■ **Data extract**:
--- Start ---

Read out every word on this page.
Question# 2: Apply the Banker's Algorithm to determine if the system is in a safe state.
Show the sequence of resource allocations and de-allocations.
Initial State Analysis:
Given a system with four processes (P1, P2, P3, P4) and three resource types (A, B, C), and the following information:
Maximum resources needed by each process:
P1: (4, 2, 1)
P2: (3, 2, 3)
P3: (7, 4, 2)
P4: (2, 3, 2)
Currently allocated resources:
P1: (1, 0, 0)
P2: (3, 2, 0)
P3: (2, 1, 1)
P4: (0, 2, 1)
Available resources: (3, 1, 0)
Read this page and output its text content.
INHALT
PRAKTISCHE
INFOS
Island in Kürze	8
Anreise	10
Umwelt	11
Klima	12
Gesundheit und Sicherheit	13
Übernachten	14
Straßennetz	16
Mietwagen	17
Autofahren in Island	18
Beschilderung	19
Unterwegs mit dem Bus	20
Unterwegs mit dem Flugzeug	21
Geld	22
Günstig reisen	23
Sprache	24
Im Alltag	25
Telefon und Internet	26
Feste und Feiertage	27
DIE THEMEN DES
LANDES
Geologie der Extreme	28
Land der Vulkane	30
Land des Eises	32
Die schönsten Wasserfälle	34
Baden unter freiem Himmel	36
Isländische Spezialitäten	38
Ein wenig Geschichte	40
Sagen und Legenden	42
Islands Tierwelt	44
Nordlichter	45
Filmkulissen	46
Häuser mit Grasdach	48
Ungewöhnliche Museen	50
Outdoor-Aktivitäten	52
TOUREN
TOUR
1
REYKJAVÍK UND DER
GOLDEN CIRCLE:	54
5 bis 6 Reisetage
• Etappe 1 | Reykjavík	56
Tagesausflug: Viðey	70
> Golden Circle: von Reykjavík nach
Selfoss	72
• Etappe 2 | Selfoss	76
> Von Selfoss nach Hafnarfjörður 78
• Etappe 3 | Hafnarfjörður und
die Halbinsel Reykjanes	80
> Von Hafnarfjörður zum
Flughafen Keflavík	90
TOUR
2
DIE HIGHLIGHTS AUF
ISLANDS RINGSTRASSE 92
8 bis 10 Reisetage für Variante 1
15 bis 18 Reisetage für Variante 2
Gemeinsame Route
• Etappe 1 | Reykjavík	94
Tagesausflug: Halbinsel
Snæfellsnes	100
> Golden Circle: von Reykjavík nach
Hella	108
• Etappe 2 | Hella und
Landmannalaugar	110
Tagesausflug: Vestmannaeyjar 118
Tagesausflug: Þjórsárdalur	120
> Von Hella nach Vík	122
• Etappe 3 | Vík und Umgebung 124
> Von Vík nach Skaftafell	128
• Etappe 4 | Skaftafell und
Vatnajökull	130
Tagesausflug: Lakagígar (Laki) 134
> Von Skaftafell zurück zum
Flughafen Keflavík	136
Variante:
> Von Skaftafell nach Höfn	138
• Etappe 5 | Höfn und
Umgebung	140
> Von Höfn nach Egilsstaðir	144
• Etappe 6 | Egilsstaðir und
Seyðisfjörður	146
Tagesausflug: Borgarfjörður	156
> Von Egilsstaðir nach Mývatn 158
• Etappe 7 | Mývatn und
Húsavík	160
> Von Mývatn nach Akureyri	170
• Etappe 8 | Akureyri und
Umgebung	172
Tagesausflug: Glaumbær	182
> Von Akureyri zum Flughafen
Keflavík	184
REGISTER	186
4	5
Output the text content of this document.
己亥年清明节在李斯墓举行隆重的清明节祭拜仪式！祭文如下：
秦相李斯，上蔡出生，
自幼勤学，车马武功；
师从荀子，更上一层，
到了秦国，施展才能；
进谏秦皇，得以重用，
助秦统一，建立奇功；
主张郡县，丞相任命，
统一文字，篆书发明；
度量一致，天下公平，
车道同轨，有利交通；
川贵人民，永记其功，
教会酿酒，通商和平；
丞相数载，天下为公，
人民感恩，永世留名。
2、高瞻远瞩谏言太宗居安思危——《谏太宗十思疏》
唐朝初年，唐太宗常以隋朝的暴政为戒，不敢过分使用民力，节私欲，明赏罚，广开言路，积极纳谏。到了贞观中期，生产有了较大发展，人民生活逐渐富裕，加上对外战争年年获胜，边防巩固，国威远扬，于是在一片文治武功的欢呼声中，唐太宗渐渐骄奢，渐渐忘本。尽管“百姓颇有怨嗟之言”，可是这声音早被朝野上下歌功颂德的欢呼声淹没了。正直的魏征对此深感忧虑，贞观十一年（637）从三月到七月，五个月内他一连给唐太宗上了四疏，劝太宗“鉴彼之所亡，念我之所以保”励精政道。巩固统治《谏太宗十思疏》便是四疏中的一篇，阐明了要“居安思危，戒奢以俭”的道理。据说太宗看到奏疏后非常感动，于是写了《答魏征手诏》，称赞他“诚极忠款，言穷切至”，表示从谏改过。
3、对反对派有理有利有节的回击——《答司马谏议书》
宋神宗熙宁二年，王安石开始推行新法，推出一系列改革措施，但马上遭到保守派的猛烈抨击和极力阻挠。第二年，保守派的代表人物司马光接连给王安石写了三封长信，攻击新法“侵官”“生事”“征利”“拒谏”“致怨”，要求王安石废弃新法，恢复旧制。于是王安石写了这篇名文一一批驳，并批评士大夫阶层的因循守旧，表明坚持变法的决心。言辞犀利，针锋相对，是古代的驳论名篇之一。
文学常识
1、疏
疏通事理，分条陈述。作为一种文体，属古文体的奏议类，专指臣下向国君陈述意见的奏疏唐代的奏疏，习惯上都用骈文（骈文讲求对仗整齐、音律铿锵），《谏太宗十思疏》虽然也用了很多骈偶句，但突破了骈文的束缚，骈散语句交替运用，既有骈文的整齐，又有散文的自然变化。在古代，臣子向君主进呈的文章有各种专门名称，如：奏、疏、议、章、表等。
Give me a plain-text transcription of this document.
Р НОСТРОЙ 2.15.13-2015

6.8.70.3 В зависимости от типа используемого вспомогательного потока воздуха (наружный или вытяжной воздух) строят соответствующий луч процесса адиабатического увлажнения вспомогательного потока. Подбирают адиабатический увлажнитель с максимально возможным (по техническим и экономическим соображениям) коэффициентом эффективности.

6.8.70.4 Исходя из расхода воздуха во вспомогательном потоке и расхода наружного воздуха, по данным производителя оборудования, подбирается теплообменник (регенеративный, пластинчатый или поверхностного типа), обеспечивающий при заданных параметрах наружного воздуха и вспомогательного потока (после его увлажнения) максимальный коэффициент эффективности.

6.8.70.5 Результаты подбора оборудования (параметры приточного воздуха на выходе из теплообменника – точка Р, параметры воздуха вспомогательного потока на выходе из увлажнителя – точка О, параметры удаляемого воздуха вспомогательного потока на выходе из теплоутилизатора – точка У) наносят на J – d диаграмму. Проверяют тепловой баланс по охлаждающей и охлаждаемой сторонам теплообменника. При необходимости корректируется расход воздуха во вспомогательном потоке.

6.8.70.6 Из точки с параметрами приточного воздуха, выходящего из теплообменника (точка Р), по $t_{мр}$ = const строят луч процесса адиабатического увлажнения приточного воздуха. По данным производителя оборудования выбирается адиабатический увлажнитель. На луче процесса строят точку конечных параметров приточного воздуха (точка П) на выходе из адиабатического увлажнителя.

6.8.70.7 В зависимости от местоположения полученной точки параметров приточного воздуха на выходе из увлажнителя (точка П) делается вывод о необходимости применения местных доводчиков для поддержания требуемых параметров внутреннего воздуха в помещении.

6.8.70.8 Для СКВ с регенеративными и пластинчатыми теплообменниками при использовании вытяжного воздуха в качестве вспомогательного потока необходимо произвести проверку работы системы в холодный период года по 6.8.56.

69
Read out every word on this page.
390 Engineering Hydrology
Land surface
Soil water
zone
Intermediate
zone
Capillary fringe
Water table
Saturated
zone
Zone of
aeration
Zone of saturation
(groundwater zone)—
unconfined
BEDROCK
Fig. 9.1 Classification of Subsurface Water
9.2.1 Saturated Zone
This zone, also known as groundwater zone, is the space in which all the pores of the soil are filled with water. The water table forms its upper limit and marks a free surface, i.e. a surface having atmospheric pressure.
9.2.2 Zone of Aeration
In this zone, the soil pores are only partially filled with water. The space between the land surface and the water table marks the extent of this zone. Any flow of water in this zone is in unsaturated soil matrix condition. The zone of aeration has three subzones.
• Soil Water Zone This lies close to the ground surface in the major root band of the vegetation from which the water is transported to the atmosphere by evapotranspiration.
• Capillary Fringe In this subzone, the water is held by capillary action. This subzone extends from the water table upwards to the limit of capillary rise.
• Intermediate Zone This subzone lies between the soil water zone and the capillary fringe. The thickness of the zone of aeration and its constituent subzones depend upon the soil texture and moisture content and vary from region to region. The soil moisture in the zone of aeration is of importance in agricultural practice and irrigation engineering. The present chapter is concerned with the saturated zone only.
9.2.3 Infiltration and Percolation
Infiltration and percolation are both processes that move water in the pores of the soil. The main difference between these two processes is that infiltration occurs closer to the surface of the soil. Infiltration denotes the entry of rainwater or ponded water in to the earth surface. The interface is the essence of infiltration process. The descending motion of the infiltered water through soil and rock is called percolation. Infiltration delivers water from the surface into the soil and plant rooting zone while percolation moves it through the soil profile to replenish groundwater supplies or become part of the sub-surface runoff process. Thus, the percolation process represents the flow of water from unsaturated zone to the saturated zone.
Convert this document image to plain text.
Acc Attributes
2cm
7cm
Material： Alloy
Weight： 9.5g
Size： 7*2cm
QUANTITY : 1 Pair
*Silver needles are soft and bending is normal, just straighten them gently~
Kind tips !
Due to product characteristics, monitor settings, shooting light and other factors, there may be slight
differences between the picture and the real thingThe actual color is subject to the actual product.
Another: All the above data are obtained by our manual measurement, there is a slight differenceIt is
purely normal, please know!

--- End ---

■ **Directions**: List every line from the entries above in which "Etappe" appears.

■ **Reply**:
• Etappe 1 | Reykjavík	56
• Etappe 2 | Selfoss	76
• Etappe 3 | Hafnarfjörður und
• Etappe 1 | Reykjavík	94
• Etappe 2 | Hella und
• Etappe 3 | Vík und Umgebung 124
• Etappe 4 | Skaftafell und
• Etappe 5 | Höfn und
• Etappe 6 | Egilsstaðir und
• Etappe 7 | Mývatn und
• Etappe 8 | Akureyri und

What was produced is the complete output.